'''

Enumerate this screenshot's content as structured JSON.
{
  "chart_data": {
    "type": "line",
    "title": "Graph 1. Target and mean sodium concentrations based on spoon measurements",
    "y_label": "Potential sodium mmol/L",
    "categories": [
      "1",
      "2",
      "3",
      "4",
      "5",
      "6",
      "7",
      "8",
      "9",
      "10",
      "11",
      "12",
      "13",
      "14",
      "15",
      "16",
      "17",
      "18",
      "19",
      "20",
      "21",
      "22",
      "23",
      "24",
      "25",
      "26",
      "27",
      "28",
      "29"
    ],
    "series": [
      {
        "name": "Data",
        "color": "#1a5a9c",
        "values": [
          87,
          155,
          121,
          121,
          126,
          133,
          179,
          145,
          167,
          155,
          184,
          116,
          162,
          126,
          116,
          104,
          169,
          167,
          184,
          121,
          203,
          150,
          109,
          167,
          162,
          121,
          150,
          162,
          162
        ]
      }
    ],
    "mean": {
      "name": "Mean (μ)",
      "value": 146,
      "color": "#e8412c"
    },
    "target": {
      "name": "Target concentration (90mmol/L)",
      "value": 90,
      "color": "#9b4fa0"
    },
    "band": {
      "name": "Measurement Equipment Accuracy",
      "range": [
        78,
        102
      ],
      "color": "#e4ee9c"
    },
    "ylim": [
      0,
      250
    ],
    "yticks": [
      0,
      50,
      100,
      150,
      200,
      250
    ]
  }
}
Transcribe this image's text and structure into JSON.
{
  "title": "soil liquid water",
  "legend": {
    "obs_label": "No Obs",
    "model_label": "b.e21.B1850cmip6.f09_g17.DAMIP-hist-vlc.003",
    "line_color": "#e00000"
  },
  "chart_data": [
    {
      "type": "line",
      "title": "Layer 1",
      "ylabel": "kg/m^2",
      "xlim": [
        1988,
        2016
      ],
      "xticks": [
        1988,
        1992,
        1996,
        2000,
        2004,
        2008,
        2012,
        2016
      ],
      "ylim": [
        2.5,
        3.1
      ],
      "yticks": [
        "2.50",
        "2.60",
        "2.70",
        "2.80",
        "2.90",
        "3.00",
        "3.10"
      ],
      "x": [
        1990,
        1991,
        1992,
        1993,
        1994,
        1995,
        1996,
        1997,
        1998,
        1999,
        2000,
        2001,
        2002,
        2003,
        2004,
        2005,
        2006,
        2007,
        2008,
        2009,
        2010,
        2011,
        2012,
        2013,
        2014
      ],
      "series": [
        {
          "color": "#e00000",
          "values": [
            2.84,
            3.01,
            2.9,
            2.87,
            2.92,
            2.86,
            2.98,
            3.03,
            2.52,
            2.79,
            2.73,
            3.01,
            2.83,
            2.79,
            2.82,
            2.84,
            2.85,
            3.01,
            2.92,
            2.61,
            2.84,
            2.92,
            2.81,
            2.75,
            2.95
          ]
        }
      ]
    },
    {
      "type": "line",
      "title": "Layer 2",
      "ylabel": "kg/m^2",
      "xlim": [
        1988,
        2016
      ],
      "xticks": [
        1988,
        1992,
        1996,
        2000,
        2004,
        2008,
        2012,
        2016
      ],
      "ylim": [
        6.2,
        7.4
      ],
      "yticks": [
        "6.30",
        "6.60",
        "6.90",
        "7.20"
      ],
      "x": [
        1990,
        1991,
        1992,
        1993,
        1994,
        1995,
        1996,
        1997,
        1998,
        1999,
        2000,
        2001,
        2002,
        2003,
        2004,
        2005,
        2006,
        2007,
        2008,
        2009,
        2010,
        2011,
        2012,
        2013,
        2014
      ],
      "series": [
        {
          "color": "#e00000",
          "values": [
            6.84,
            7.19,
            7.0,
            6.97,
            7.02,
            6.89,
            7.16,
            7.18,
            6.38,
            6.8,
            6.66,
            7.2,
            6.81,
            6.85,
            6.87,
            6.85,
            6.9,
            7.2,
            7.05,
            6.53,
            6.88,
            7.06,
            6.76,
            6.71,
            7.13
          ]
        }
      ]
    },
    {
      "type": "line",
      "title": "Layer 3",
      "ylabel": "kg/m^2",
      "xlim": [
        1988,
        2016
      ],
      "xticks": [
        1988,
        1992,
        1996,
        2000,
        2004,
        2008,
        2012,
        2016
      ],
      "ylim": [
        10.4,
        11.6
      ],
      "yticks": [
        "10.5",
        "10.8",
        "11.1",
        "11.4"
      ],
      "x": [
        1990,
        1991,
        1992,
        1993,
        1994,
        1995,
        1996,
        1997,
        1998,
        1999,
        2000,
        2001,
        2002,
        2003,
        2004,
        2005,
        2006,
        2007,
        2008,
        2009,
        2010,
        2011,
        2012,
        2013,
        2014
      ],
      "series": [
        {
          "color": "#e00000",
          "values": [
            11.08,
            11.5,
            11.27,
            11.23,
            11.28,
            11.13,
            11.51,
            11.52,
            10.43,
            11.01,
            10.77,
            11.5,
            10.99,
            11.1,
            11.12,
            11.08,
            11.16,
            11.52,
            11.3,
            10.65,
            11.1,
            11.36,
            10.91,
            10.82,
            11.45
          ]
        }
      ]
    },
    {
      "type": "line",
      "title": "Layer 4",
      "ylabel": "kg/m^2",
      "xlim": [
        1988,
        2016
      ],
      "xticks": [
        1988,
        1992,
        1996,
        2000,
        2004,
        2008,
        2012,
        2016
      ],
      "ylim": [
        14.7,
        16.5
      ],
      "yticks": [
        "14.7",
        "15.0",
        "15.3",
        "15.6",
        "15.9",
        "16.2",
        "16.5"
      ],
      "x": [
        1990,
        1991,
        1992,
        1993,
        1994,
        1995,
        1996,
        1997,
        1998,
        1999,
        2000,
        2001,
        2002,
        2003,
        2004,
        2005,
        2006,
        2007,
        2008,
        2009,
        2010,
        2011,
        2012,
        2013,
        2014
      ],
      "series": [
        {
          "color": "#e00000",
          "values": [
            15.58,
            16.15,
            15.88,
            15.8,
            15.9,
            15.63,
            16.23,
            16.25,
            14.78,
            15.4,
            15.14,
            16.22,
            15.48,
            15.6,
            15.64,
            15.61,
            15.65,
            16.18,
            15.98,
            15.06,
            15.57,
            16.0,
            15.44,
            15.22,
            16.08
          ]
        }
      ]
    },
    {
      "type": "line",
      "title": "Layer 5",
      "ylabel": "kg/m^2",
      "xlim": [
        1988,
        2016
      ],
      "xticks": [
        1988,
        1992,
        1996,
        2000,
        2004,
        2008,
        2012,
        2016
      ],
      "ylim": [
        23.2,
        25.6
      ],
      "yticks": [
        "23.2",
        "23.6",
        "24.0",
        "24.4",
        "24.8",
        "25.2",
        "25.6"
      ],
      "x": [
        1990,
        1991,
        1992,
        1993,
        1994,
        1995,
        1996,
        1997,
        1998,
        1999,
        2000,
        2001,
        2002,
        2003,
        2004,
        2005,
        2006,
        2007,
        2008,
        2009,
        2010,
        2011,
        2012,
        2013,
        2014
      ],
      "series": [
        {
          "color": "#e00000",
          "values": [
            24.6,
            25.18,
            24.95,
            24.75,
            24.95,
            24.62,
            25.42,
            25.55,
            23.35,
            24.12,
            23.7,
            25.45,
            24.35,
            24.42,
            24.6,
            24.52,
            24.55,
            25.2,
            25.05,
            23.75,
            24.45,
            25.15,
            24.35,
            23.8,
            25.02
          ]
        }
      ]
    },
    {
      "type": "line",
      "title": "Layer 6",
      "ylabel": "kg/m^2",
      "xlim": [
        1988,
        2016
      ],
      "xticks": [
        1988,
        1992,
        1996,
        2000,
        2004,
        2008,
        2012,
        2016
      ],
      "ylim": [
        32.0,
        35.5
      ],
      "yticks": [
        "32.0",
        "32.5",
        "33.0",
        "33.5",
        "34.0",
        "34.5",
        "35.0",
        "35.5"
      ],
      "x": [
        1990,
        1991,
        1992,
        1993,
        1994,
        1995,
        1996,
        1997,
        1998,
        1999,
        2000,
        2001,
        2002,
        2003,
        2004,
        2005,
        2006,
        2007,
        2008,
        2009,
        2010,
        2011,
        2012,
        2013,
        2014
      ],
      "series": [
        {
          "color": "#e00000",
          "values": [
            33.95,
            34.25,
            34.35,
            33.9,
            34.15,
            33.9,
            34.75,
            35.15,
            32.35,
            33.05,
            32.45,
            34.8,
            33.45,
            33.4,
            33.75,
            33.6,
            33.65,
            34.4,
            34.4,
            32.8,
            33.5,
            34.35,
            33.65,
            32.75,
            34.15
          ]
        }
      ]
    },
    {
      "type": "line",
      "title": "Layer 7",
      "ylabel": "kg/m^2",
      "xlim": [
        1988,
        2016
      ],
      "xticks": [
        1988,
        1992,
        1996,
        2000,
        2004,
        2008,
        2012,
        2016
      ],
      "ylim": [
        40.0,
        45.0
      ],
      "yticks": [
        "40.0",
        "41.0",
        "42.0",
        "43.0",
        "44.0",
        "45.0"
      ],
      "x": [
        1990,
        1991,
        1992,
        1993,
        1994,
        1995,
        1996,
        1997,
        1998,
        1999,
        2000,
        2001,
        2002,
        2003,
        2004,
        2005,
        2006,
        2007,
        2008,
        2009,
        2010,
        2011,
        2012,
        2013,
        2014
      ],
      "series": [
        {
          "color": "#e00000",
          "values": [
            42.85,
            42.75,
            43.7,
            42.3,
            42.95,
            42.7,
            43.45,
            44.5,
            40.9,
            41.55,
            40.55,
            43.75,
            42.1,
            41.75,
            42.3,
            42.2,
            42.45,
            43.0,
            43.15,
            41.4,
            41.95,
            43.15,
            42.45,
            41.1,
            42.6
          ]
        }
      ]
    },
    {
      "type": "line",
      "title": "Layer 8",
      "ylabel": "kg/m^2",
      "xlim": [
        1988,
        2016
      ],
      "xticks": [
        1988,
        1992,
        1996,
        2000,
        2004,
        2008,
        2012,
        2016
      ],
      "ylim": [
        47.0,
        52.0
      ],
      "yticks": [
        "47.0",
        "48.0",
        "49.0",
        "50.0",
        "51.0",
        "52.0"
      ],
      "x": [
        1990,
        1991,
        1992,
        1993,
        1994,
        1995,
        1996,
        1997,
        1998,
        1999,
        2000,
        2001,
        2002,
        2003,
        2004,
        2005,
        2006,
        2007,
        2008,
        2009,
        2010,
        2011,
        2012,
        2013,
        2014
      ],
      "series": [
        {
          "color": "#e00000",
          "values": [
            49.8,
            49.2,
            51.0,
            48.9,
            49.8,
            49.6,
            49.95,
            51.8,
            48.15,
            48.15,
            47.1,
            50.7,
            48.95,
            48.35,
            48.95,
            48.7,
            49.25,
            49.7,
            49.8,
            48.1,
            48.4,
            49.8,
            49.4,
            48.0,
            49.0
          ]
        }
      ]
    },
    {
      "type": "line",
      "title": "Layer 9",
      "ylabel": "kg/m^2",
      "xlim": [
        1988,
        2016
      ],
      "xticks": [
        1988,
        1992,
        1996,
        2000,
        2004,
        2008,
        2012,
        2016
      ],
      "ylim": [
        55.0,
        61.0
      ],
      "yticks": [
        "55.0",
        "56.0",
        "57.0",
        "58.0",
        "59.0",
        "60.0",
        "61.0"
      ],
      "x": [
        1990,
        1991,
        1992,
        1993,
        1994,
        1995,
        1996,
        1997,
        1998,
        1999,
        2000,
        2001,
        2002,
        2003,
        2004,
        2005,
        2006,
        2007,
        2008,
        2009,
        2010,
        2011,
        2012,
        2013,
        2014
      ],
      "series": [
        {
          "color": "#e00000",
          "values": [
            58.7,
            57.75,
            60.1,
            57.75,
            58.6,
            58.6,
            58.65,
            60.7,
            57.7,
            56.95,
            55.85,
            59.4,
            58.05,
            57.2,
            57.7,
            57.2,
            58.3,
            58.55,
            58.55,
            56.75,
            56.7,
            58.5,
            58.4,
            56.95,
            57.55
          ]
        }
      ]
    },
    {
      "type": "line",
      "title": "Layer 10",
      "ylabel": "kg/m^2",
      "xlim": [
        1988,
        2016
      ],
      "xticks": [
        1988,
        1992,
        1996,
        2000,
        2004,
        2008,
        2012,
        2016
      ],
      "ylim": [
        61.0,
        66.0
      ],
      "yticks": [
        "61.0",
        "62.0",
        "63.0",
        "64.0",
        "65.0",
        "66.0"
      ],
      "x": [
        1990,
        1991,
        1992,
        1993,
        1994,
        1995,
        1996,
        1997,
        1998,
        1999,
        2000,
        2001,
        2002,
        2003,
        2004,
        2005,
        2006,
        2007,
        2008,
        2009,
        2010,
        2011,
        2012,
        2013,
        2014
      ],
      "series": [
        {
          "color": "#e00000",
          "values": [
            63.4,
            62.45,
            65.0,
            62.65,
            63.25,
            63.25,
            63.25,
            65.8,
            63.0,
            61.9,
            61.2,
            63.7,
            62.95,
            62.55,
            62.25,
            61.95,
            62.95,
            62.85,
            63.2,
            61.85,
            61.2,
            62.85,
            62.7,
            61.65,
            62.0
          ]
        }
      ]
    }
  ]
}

'''

> Instructions for the task
Lines containing the word "this" must all be returned from the material above.

> Answer in full
Enumerate this screenshot's content as structured JSON.
Transcribe this image's text and structure into JSON.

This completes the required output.